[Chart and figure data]
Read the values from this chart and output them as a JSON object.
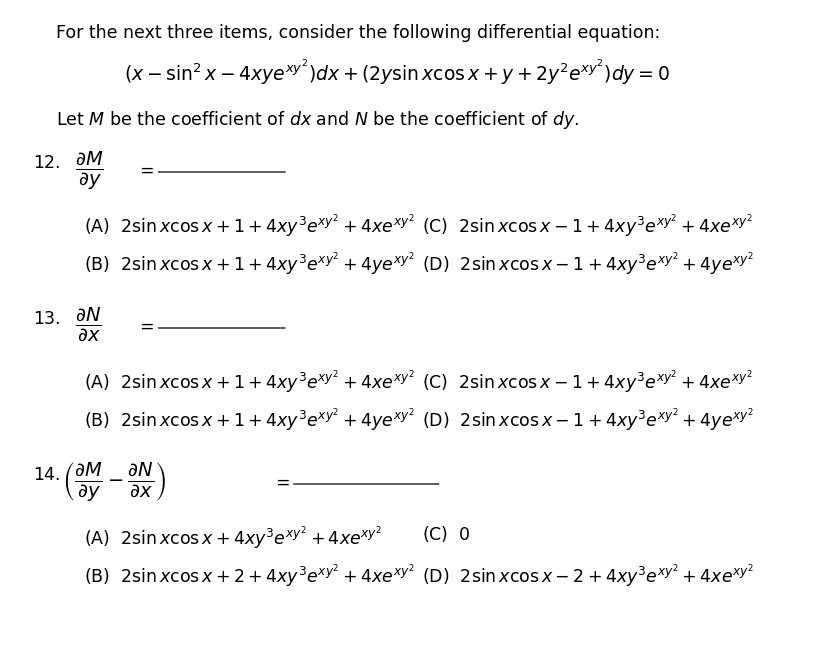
{
  "bg_color": "#ffffff",
  "text_color": "#000000",
  "figsize": [
    8.26,
    6.64
  ],
  "dpi": 100,
  "intro_text": "For the next three items, consider the following differential equation:",
  "equation": "$(x - \\sin^2 x - 4xye^{xy^2})dx + (2y\\sin x\\cos x + y + 2y^2e^{xy^2})dy = 0$",
  "let_text": "Let $M$ be the coefficient of $dx$ and $N$ be the coefficient of $dy$.",
  "q12_label": "12.",
  "q12_A": "(A)  $2\\sin x\\cos x + 1 + 4xy^3e^{xy^2} + 4xe^{xy^2}$",
  "q12_B": "(B)  $2\\sin x\\cos x + 1 + 4xy^3e^{xy^2} + 4ye^{xy^2}$",
  "q12_C": "(C)  $2\\sin x\\cos x - 1 + 4xy^3e^{xy^2} + 4xe^{xy^2}$",
  "q12_D": "(D)  $2\\sin x\\cos x - 1 + 4xy^3e^{xy^2} + 4ye^{xy^2}$",
  "q13_label": "13.",
  "q13_A": "(A)  $2\\sin x\\cos x + 1 + 4xy^3e^{xy^2} + 4xe^{xy^2}$",
  "q13_B": "(B)  $2\\sin x\\cos x + 1 + 4xy^3e^{xy^2} + 4ye^{xy^2}$",
  "q13_C": "(C)  $2\\sin x\\cos x - 1 + 4xy^3e^{xy^2} + 4xe^{xy^2}$",
  "q13_D": "(D)  $2\\sin x\\cos x - 1 + 4xy^3e^{xy^2} + 4ye^{xy^2}$",
  "q14_label": "14.",
  "q14_A": "(A)  $2\\sin x\\cos x + 4xy^3e^{xy^2} + 4xe^{xy^2}$",
  "q14_B": "(B)  $2\\sin x\\cos x + 2 + 4xy^3e^{xy^2} + 4xe^{xy^2}$",
  "q14_C": "(C)  $0$",
  "q14_D": "(D)  $2\\sin x\\cos x - 2 + 4xy^3e^{xy^2} + 4xe^{xy^2}$"
}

* Directions *
Every line above should be repeated exactly; pictures stay out of the copy.

* Full solution *
Read the values from this chart and output them as a JSON object.
{
  "bg_color": "#ffffff",
  "text_color": "#000000",
  "figsize": [
    8.26,
    6.64
  ],
  "dpi": 100,
  "intro_text": "For the next three items, consider the following differential equation:",
  "equation": "$(x - \\sin^2 x - 4xye^{xy^2})dx + (2y\\sin x\\cos x + y + 2y^2e^{xy^2})dy = 0$",
  "let_text": "Let $M$ be the coefficient of $dx$ and $N$ be the coefficient of $dy$.",
  "q12_label": "12.",
  "q12_A": "(A)  $2\\sin x\\cos x + 1 + 4xy^3e^{xy^2} + 4xe^{xy^2}$",
  "q12_B": "(B)  $2\\sin x\\cos x + 1 + 4xy^3e^{xy^2} + 4ye^{xy^2}$",
  "q12_C": "(C)  $2\\sin x\\cos x - 1 + 4xy^3e^{xy^2} + 4xe^{xy^2}$",
  "q12_D": "(D)  $2\\sin x\\cos x - 1 + 4xy^3e^{xy^2} + 4ye^{xy^2}$",
  "q13_label": "13.",
  "q13_A": "(A)  $2\\sin x\\cos x + 1 + 4xy^3e^{xy^2} + 4xe^{xy^2}$",
  "q13_B": "(B)  $2\\sin x\\cos x + 1 + 4xy^3e^{xy^2} + 4ye^{xy^2}$",
  "q13_C": "(C)  $2\\sin x\\cos x - 1 + 4xy^3e^{xy^2} + 4xe^{xy^2}$",
  "q13_D": "(D)  $2\\sin x\\cos x - 1 + 4xy^3e^{xy^2} + 4ye^{xy^2}$",
  "q14_label": "14.",
  "q14_A": "(A)  $2\\sin x\\cos x + 4xy^3e^{xy^2} + 4xe^{xy^2}$",
  "q14_B": "(B)  $2\\sin x\\cos x + 2 + 4xy^3e^{xy^2} + 4xe^{xy^2}$",
  "q14_C": "(C)  $0$",
  "q14_D": "(D)  $2\\sin x\\cos x - 2 + 4xy^3e^{xy^2} + 4xe^{xy^2}$"
}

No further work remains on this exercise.